DIRECTIONS
Every line that contains "Ebene" counts once; give the total number of such lines, with no other words.

DATASET RECORDS
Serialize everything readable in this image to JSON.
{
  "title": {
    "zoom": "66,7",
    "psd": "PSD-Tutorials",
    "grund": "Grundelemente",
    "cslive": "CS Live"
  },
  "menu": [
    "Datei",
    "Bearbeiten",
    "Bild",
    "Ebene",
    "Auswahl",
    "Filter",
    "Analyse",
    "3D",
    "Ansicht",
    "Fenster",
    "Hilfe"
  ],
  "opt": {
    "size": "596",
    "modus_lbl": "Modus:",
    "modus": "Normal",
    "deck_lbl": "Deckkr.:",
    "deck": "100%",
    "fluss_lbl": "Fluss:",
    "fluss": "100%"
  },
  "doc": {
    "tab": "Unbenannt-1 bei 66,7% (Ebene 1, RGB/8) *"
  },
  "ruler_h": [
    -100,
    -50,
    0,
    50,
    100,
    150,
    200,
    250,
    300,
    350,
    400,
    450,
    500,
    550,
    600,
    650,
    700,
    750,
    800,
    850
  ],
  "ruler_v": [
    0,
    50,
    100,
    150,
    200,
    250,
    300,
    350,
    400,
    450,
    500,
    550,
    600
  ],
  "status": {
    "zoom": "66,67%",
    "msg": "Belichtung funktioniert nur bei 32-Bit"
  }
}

FULL ANSWER
2